In 2010, Verizon set a goal to collect two million pounds — or 1,000 tons — of electronic waste in communities it serves by the end of 2015. The company has announced that that five-year goal was achieved today, eight months ahead of schedule, during Verizon's e-waste recycling rally in Wilmington, North Carolina, as area residents, businesses and Verizon employees safely disposed of tens of thousands of pounds of unwanted computer hardware, TVs and small appliances.
The two million pounds collected for recycling over the past five years is equal to the weight of 500 average cars, or roughly 50,000 cathode ray tube computer screens.
"The city of Wilmington, its citizens and its business community share Verizon's commitments to protecting the environment and preserving the natural resources that sustain our way of life," said Mayor Bill Saffo. "So it's fitting that Wilmington is the city that helps Verizon reach its goal of responsibly recycling two million pounds of electronic waste. I congratulate Verizon and commend the people ofWilmington."

* **RECORDS SHOWN**:
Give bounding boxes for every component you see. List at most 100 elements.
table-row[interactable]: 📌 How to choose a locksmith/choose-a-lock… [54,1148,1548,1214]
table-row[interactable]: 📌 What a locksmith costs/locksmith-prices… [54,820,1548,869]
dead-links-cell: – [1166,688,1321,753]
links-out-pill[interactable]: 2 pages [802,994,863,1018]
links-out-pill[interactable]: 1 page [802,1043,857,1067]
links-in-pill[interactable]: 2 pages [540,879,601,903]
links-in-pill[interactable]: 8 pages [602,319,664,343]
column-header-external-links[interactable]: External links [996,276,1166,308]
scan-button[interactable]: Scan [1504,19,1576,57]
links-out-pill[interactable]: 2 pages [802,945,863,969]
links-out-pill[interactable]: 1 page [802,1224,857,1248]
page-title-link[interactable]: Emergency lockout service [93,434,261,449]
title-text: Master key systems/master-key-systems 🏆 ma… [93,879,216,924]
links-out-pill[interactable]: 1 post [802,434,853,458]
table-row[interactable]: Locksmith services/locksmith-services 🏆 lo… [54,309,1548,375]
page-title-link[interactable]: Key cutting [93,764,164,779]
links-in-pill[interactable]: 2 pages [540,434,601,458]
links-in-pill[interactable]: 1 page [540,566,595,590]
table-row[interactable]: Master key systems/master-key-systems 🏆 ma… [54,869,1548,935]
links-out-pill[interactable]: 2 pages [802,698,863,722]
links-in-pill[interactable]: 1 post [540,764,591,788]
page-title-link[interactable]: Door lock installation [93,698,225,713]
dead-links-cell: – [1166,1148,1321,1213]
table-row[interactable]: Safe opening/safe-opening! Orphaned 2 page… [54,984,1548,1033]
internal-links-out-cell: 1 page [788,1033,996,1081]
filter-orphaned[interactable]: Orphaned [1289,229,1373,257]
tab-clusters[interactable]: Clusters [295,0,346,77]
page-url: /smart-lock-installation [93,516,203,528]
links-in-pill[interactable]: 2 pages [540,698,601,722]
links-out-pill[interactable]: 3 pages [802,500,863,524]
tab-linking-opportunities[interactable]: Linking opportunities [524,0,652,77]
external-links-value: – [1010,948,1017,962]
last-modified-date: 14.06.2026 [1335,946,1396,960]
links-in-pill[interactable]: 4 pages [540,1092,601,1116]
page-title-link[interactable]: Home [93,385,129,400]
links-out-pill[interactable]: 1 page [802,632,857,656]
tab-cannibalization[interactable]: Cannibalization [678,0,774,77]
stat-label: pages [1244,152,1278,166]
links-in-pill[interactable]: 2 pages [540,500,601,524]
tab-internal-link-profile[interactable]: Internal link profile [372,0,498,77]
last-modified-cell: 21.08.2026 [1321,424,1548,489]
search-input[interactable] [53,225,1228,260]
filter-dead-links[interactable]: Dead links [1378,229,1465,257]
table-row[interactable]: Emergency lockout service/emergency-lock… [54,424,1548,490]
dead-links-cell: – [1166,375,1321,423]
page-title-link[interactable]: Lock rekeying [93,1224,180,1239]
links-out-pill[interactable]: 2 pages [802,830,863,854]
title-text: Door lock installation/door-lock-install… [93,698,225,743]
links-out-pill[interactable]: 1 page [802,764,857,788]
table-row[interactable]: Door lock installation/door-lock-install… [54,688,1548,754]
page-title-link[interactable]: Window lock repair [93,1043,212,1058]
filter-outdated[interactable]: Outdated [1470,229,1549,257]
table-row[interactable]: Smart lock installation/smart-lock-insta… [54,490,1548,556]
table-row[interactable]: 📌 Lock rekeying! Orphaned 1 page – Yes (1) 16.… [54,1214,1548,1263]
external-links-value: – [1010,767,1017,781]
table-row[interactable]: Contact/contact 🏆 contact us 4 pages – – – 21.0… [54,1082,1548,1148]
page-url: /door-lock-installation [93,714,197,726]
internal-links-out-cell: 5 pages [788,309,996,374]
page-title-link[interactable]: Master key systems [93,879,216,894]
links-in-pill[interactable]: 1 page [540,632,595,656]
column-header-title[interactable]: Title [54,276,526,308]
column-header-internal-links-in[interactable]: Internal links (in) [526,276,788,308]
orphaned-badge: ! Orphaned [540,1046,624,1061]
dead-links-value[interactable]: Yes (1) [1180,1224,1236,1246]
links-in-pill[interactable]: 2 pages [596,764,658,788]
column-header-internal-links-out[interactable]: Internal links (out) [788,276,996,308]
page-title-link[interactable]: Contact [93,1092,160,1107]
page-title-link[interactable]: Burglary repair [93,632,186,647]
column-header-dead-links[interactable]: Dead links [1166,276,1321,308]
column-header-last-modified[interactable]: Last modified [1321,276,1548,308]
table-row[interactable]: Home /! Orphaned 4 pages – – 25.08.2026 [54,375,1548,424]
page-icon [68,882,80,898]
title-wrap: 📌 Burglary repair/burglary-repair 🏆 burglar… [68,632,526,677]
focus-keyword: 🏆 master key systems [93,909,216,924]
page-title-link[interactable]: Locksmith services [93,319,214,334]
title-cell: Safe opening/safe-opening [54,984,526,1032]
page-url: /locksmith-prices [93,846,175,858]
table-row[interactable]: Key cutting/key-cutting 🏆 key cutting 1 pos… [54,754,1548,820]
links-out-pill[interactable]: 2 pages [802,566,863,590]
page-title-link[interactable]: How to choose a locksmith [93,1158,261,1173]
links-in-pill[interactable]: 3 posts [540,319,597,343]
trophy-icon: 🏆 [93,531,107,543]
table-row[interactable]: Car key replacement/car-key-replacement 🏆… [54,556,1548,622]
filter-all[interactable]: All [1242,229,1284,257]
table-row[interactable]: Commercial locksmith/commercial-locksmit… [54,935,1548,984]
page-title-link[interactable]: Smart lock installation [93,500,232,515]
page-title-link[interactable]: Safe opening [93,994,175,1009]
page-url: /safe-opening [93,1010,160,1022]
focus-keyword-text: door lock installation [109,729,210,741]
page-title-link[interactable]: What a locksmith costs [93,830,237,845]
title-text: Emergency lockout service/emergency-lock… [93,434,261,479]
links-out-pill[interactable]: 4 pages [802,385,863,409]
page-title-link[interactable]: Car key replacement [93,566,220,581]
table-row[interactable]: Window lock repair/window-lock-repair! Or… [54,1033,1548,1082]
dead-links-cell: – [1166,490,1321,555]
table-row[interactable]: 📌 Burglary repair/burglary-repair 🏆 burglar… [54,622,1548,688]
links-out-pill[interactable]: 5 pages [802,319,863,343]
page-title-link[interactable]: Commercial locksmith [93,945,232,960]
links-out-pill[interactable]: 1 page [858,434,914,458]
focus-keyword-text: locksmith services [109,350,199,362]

* **DESCRIPTION OF THE TASK**:
Answer these about the Verizon e-waste announcement:
(a) How many months ahead of schedule was the goal reached?
(b) How many average cars equal the weight of the two million pounds collected?
(c) Which mayor is quoted?
The items have nothing to do with the Verizon e-waste announcement.

* **SOLUTION FOR THIS PROBLEM**:
(a) Eight months
(b) 500 average cars
(c) Mayor Bill Saffo